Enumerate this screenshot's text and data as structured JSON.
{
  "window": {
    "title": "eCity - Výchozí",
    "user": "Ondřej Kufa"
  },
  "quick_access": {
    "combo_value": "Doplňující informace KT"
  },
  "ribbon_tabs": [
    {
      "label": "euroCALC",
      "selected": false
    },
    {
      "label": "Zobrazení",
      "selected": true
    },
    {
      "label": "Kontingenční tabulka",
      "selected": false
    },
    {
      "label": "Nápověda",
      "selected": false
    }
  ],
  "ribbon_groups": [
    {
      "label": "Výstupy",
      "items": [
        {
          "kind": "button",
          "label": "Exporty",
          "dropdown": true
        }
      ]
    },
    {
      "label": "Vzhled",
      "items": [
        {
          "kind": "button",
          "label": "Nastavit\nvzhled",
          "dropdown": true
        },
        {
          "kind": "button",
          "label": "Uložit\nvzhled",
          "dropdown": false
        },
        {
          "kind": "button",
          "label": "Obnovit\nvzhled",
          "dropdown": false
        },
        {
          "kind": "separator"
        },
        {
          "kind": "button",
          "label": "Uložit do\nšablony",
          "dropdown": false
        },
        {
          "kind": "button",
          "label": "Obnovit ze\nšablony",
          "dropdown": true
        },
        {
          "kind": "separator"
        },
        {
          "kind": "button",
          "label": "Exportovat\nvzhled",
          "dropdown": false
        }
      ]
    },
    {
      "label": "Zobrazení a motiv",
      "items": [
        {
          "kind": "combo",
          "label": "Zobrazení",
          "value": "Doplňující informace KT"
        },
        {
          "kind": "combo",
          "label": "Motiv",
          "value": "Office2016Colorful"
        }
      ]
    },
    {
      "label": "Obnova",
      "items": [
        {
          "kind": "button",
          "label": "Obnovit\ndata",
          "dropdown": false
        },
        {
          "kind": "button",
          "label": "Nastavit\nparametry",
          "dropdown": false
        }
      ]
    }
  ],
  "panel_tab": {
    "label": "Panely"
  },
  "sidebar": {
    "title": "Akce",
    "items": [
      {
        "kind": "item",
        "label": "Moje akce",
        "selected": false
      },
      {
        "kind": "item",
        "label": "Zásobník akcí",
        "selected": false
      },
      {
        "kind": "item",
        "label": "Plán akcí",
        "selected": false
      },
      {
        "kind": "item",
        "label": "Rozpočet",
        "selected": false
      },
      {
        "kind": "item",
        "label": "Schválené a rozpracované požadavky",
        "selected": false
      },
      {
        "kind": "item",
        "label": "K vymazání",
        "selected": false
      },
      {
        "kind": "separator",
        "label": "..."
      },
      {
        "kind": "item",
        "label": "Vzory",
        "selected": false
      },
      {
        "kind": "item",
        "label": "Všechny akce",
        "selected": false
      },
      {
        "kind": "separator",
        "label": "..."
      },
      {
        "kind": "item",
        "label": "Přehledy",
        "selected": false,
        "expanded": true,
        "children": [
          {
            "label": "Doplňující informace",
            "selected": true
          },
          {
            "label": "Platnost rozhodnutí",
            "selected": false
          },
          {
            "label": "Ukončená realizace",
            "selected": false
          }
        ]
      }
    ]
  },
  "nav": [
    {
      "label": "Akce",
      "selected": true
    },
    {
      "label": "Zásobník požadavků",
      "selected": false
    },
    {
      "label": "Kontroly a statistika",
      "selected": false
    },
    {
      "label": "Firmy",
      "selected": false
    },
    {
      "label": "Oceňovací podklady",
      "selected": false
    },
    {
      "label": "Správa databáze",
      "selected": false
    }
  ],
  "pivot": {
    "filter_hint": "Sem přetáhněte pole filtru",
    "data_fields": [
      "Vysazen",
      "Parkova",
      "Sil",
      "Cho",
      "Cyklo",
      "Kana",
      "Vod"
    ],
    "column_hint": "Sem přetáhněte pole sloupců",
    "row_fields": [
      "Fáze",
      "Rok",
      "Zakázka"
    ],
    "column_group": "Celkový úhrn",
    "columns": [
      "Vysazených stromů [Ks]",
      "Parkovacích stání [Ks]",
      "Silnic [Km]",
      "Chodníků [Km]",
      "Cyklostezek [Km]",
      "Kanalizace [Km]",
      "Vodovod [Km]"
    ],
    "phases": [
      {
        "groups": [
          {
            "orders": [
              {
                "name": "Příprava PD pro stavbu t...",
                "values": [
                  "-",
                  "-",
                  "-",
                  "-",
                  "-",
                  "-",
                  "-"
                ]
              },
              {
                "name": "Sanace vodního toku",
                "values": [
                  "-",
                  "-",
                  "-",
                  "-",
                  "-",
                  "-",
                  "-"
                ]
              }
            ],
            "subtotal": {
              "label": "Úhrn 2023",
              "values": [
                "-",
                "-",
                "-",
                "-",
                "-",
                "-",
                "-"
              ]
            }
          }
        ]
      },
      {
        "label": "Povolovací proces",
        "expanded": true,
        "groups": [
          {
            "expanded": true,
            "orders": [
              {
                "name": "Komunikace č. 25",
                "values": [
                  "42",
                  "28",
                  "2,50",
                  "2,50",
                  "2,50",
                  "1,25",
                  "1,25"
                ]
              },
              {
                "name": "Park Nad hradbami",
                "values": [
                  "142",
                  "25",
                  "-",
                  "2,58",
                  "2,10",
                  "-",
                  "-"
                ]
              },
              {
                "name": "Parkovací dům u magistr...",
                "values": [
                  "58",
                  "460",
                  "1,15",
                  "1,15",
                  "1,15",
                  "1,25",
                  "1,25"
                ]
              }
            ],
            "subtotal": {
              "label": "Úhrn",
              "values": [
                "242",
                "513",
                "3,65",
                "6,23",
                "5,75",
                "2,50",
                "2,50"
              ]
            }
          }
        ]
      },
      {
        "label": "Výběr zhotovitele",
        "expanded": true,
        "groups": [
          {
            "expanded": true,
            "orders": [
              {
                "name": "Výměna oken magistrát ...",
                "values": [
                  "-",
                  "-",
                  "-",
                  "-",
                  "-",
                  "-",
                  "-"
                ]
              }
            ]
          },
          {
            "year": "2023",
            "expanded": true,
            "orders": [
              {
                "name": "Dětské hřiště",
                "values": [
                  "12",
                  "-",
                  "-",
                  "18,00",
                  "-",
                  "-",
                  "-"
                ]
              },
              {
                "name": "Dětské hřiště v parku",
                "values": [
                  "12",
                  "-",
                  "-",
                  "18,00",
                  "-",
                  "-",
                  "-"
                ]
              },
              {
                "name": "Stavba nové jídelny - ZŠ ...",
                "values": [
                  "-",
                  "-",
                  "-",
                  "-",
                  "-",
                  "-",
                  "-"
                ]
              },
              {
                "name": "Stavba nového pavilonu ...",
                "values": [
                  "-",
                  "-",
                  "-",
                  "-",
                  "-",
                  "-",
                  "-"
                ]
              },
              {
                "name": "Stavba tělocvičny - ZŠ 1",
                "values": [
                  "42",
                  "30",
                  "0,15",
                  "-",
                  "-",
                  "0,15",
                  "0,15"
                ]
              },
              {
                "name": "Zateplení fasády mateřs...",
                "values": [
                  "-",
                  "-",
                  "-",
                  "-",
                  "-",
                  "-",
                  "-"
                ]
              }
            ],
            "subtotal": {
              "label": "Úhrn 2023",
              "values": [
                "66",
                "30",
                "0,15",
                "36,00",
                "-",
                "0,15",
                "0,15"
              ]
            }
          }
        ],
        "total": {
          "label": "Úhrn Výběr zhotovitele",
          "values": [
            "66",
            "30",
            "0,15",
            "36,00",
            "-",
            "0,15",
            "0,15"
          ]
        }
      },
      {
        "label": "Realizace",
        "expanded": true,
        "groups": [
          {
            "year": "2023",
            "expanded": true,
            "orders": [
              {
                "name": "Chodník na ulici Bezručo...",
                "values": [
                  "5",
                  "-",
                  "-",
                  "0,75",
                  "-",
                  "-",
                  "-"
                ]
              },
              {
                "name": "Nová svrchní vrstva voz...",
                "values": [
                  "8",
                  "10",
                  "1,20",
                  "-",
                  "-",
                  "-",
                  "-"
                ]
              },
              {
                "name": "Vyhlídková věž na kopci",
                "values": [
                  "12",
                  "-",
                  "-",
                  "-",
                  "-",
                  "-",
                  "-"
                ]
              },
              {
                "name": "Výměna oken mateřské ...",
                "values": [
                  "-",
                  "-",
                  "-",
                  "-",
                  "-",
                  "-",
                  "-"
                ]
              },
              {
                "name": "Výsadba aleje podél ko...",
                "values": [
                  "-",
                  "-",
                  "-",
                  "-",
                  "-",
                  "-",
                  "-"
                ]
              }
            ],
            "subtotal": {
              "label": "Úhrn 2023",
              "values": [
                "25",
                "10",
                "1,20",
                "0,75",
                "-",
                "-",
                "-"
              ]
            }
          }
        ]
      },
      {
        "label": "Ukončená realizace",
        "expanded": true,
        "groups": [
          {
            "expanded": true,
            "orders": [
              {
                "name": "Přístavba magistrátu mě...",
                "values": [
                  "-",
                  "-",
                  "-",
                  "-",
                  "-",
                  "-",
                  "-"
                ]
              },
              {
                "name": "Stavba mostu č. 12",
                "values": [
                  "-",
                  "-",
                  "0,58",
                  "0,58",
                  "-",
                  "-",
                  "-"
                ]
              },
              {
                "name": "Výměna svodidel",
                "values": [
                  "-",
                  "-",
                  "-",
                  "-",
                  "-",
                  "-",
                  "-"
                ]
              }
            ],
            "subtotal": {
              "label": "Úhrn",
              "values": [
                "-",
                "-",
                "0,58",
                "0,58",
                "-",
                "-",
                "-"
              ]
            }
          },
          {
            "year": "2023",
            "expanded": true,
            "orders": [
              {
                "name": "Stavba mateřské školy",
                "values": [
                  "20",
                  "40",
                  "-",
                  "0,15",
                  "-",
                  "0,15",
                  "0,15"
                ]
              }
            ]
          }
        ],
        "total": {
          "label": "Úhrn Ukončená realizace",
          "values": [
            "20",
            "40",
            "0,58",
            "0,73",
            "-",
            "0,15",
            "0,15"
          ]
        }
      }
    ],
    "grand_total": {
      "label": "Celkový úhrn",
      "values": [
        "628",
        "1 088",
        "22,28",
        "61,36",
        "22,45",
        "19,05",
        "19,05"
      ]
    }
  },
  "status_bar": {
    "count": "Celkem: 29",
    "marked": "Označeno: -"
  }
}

□ □ □ □ □

= THE REQUEST =
For this exercise, gather every line of the data that contains the word "nšablony".

= COMPLETE RESPONSE =
          "label": "Uložit do\nšablony",
          "label": "Obnovit ze\nšablony",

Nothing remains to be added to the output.